§ Exercise
In the listing below, find every line containing "nabídkovou" and copy it out.

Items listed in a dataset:

[Start]

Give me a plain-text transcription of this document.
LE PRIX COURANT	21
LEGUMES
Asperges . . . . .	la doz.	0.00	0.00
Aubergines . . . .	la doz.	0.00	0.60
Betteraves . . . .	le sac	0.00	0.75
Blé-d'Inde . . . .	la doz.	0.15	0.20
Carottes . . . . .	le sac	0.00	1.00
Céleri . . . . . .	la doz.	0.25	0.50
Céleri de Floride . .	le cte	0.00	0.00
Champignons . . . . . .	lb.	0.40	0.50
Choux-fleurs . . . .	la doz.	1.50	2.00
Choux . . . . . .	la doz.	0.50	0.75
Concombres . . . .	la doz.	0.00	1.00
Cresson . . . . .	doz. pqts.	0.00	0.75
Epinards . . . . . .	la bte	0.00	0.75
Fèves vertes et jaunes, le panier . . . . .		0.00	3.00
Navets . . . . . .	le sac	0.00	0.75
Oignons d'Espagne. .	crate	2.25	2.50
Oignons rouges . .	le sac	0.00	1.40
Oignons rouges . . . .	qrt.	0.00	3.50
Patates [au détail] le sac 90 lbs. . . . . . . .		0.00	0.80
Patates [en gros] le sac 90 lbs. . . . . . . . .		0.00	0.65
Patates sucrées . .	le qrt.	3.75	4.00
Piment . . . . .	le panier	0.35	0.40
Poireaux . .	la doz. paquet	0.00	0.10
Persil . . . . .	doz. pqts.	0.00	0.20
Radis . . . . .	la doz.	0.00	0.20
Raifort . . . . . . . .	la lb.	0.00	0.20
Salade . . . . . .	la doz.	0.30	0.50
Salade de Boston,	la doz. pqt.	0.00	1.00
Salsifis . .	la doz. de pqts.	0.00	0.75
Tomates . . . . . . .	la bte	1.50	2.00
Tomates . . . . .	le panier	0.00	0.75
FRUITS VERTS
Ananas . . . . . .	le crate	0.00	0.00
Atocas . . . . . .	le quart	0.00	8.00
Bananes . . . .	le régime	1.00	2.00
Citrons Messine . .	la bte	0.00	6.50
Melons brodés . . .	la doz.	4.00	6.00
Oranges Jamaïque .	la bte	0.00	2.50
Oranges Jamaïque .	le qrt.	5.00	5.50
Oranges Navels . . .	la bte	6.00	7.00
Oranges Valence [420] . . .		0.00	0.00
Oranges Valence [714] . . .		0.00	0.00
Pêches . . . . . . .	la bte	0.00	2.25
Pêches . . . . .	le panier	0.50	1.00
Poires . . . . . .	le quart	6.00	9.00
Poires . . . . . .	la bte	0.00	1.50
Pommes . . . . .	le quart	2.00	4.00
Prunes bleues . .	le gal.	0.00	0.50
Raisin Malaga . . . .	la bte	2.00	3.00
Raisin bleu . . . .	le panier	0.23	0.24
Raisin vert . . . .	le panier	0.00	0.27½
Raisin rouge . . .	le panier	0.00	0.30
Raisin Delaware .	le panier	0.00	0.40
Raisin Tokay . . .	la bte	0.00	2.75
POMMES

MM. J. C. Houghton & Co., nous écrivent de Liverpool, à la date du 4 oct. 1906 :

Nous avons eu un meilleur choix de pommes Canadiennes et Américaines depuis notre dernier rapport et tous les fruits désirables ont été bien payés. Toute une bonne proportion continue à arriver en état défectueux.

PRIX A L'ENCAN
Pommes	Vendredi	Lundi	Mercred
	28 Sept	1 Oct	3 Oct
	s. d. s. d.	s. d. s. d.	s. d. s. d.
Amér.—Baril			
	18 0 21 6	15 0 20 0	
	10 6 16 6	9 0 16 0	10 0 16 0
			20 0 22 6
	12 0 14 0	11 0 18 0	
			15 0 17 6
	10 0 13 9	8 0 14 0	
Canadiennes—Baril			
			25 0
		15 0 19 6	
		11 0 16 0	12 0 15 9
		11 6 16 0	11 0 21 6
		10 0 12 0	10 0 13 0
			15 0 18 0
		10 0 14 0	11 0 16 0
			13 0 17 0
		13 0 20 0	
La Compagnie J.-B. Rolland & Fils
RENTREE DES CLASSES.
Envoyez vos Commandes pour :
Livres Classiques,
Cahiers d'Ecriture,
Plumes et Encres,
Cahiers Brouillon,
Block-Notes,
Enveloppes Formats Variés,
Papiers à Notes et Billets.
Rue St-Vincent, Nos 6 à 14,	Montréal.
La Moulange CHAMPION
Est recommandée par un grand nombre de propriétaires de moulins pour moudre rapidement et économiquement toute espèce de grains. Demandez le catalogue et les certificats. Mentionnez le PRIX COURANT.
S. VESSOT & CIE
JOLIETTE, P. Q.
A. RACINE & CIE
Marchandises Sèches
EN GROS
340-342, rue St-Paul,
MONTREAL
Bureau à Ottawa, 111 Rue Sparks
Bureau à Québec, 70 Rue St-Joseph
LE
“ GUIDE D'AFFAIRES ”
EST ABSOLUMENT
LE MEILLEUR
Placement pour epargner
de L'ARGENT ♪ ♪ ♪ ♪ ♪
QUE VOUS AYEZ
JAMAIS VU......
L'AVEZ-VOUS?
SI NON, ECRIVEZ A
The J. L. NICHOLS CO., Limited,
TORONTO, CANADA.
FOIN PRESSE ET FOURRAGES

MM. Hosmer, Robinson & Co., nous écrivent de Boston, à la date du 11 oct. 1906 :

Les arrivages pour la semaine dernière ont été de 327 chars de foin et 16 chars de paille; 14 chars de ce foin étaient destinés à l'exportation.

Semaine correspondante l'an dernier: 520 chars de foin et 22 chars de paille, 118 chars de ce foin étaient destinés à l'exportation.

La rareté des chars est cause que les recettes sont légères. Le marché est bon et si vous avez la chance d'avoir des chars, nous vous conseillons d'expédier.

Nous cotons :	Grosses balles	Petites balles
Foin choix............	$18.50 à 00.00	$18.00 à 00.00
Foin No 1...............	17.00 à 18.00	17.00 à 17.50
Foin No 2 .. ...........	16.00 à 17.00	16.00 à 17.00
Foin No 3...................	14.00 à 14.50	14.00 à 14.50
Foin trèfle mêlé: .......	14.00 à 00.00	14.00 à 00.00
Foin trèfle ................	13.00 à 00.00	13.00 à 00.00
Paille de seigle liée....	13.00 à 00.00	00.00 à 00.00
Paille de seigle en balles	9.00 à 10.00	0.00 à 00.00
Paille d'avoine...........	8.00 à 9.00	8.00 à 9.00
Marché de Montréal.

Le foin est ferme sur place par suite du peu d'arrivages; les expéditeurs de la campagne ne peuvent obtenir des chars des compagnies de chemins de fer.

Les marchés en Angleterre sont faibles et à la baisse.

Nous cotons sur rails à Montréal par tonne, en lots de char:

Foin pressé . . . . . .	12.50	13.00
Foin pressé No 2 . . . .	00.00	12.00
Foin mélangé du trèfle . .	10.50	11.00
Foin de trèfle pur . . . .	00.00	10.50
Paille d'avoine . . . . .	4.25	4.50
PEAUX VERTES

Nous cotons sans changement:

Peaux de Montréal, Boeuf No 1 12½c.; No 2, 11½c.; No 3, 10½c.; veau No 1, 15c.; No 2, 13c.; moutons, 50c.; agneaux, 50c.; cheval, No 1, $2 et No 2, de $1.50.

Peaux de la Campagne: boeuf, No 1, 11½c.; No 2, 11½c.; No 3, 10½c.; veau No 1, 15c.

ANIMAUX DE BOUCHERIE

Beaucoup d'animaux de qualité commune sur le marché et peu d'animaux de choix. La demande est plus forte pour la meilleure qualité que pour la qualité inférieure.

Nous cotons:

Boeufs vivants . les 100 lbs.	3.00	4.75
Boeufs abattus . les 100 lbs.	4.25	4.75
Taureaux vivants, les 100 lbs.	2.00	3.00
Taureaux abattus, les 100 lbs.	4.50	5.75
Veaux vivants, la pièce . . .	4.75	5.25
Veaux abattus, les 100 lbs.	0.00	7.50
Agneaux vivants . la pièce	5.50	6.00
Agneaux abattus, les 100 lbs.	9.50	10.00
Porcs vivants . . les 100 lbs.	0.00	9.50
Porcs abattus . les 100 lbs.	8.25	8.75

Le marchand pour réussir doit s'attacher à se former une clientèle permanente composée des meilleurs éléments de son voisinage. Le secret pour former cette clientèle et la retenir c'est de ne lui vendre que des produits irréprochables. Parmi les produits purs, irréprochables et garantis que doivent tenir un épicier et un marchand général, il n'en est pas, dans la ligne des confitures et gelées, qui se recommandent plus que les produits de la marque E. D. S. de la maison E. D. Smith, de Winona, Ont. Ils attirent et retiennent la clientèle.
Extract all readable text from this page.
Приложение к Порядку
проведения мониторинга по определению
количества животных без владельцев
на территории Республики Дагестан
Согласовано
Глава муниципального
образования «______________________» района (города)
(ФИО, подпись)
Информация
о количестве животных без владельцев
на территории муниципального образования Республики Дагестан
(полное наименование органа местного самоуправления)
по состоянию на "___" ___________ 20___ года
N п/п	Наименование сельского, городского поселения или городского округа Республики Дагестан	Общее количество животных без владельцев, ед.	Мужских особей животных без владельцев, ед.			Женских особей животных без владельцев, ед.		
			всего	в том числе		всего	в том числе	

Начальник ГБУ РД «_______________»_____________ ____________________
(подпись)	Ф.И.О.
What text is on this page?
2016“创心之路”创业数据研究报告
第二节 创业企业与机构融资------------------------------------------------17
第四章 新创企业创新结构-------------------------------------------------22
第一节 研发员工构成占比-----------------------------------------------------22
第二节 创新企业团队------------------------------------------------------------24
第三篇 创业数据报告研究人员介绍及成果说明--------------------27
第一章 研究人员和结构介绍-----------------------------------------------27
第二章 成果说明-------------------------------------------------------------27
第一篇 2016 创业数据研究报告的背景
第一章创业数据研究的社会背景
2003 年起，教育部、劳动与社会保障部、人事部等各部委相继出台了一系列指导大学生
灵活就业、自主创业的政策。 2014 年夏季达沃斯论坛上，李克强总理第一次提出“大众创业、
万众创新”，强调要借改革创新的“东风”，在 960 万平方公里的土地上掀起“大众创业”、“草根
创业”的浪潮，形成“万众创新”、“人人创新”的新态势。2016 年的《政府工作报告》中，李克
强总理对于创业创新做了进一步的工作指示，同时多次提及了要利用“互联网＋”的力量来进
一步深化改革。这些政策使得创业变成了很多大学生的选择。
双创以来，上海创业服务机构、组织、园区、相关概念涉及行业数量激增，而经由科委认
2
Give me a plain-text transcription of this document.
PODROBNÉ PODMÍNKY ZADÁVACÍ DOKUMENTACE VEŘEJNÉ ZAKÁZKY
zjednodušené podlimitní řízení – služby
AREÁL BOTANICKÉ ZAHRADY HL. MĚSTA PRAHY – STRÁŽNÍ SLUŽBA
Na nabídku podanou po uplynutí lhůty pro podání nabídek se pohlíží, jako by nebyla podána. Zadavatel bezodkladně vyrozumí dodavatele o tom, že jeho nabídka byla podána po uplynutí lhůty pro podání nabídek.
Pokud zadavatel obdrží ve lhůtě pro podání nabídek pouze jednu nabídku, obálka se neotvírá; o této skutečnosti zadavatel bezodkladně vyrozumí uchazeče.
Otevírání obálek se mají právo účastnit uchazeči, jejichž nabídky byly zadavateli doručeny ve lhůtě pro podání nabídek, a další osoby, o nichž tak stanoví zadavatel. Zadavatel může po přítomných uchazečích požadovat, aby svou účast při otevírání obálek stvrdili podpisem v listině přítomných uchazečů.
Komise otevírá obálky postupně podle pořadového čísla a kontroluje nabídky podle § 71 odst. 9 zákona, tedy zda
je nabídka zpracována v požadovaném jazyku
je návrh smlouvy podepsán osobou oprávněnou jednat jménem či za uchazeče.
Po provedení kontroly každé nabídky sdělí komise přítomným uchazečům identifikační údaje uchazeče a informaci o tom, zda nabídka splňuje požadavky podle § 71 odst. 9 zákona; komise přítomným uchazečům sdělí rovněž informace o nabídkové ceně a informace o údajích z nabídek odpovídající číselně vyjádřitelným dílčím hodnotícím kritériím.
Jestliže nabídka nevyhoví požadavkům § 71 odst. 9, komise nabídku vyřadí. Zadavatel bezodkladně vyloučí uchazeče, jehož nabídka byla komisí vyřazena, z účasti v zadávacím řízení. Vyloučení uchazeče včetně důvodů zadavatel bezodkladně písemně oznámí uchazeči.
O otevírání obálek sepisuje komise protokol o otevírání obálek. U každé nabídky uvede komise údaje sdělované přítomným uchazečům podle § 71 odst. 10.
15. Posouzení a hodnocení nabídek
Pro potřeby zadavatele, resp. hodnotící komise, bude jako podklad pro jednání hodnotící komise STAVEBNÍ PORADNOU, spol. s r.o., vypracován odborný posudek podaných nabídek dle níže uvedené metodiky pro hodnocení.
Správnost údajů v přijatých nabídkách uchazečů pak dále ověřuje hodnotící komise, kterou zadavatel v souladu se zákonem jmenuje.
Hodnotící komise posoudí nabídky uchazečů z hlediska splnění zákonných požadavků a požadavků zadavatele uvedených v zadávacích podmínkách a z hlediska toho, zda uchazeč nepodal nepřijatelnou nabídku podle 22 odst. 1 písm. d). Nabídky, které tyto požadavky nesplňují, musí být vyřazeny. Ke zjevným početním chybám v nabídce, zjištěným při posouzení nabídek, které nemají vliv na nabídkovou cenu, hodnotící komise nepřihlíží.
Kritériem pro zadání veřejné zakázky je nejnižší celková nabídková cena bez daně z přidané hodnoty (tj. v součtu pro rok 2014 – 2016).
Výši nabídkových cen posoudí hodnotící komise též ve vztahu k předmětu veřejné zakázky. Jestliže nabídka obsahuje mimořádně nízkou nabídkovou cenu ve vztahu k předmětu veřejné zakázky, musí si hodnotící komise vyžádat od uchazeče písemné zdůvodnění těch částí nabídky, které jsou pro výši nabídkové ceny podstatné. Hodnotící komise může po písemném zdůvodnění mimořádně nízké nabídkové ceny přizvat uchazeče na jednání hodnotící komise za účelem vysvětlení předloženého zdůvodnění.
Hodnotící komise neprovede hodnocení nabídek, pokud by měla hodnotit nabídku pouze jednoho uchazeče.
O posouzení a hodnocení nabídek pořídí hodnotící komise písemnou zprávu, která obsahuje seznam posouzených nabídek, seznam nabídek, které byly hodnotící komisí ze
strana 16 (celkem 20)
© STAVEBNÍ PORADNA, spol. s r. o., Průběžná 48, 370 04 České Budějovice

[End]

§ Task solution
Hodnotící komise posoudí nabídky uchazečů z hlediska splnění zákonných požadavků a požadavků zadavatele uvedených v zadávacích podmínkách a z hlediska toho, zda uchazeč nepodal nepřijatelnou nabídku podle 22 odst. 1 písm. d). Nabídky, které tyto požadavky nesplňují, musí být vyřazeny. Ke zjevným početním chybám v nabídce, zjištěným při posouzení nabídek, které nemají vliv na nabídkovou cenu, hodnotící komise nepřihlíží.
Výši nabídkových cen posoudí hodnotící komise též ve vztahu k předmětu veřejné zakázky. Jestliže nabídka obsahuje mimořádně nízkou nabídkovou cenu ve vztahu k předmětu veřejné zakázky, musí si hodnotící komise vyžádat od uchazeče písemné zdůvodnění těch částí nabídky, které jsou pro výši nabídkové ceny podstatné. Hodnotící komise může po písemném zdůvodnění mimořádně nízké nabídkové ceny přizvat uchazeče na jednání hodnotící komise za účelem vysvětlení předloženého zdůvodnění.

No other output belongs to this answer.